======== Extract
As salamu alaykum sisterofislam,
For sure, you should know about his family decisions too, before going further. And you should tell your family to approach his family too, to have some real references from him.
Your approach to your parents is essential, to see if they are going to support you or not, and if they really want you to wait, you will have to tell this boy about the situation.
Ask him if he would wait for you until you finish college.
About your father´s opinion, think that will be more difficult for you to concentrate in your studies if you marry, life will turn a bit more complicated, try to put yourself in his shoes, he wants the best for you.
All my Unconditional Respect and Love,
María
IslamicAnswers.com Editor
Dear sisterofislam
Concentrate on your studies first get the grades and finish college with really good grades. Your father is right and he is only looking out for you because he care, of course your father and brother cares about you, sister you are so blessed you have a family who do care. You don’t realise how lucky you are sometimes the good we never see because we can be our own enemy and that sometimes can result to going against our parents therefore you mustn’t be angry they only want to protect you because they love you, your there pious diamond jewel not an item on display its protection. So you been struggling with Islam recently maybe you need to look at the root of the problem have you thought about sharing your knowledge with other sisters or going onto Islamic courses with your friends sharing thoughts with sisters does help to enhance the knowledge. I somehow don’t trust internet searches as they are two different things and are not always true. Develop being a good Muslim yourself seems you do have areas you need to improve and you can do this yourself once you done these your will be strong yourself and your eman will get stronger, you don’t need a partner, all can be achieve with yourself. You are on a test path like the rest of us and you are not alone. If you do decide marriage then I advise approaching his family through the right channels and don’t always think because of the social network you are in safe hands I prefer trusting my parents to make a judgement as well as myself. Good luck and all the best to you.
================
======== Material shown
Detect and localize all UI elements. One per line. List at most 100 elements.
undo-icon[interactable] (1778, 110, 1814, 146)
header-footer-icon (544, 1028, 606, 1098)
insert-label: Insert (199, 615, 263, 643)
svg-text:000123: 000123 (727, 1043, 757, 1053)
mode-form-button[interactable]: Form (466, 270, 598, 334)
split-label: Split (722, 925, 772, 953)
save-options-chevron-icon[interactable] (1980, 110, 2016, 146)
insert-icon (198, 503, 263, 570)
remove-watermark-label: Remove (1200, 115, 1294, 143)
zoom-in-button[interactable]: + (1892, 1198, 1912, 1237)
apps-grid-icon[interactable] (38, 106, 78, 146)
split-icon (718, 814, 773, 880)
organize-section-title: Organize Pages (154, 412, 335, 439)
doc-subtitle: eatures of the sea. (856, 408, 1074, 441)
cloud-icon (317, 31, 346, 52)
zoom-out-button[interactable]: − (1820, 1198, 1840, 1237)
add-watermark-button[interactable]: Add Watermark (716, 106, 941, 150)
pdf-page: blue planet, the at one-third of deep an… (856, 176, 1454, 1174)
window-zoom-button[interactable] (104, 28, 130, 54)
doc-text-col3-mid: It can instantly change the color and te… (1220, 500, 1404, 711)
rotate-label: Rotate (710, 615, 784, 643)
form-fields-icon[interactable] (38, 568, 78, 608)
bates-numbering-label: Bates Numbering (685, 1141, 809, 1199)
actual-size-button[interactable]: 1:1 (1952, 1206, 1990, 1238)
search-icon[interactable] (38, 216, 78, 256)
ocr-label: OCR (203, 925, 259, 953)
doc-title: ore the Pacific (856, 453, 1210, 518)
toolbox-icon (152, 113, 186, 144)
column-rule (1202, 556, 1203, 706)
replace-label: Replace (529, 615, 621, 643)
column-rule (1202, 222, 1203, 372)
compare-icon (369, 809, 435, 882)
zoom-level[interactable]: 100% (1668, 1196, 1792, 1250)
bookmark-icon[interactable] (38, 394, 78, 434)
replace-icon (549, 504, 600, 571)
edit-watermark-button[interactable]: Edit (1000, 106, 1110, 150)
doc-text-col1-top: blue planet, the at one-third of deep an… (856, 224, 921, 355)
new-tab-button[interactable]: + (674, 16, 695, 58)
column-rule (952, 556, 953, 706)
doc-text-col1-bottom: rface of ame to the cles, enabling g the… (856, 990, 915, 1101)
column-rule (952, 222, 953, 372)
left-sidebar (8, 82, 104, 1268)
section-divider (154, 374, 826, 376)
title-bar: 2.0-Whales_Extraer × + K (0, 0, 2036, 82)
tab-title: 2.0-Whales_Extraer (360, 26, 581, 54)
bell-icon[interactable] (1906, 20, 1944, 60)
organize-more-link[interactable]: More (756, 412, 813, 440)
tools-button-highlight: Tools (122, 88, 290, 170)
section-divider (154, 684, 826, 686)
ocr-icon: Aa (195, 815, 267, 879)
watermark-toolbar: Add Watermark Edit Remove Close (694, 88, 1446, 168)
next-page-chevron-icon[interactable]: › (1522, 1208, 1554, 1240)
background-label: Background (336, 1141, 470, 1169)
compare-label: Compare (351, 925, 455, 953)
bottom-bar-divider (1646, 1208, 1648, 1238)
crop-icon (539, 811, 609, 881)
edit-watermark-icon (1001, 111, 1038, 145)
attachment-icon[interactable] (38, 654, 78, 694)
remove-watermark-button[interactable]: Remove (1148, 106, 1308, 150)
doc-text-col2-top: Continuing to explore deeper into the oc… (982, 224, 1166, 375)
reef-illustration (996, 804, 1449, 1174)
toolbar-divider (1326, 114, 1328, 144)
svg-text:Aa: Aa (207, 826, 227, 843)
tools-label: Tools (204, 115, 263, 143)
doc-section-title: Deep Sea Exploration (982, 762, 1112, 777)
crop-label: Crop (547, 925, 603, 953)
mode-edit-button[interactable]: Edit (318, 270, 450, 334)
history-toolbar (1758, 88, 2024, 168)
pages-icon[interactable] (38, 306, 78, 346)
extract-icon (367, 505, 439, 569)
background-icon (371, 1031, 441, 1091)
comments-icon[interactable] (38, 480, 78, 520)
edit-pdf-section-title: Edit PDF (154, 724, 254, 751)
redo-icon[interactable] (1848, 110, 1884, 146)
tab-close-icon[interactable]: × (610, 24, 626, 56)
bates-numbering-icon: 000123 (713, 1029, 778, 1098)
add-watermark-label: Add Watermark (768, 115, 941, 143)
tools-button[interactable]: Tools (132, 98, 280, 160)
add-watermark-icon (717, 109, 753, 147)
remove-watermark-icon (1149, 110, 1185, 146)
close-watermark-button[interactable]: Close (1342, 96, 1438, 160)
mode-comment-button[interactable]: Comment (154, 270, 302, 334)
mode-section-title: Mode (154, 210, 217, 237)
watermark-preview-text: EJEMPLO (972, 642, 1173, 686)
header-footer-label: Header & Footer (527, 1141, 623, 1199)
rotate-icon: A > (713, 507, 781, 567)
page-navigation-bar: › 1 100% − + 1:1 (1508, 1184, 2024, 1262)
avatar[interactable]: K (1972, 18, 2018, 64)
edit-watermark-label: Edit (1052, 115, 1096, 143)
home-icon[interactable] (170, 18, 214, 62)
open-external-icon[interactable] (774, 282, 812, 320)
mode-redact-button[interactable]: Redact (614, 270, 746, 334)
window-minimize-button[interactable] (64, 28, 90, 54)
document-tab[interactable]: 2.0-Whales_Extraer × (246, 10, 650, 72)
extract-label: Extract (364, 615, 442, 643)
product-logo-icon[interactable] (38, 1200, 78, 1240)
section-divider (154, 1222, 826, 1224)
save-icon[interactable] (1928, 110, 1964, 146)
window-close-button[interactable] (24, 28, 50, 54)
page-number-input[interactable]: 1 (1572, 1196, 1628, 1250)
================
What you will do = Could you go on with the advice thread about marrying before finishing college, starting right after its final reply?

Expected answer =
Salaams sister
Did this guy mention the reason for not speaking to his father? If he is so islamically inclined surely he would know that ignoring his father is a sin. Is he afraid or feeling shy about the issue? Why doesn't he speak to his mom or another elder in his family?
It's good that you guys don't communicate. Wait until he makes this official with his family. In this case you would be certain that he's serious!
I would also agree with your dad and suggest that you wait until you finish your studies. Marriage would just be an interference and could possibly delay your studies.Sister there are lots of other ways to learn more about islam. You don't necessarily need a partner to teach you more You can learn on your own. Get books from islamic bookshops, make good muslim friends and discuss issues which you are confused about. Go to islamic lectures.
Rumaysa
Could it just be that he doesn't want to marry you? And he's using that reason about not talking to his father as an excuse to avoid you?
If he wanted to marry you, he would definitely be putting in more effort by talking to his parents about marriage.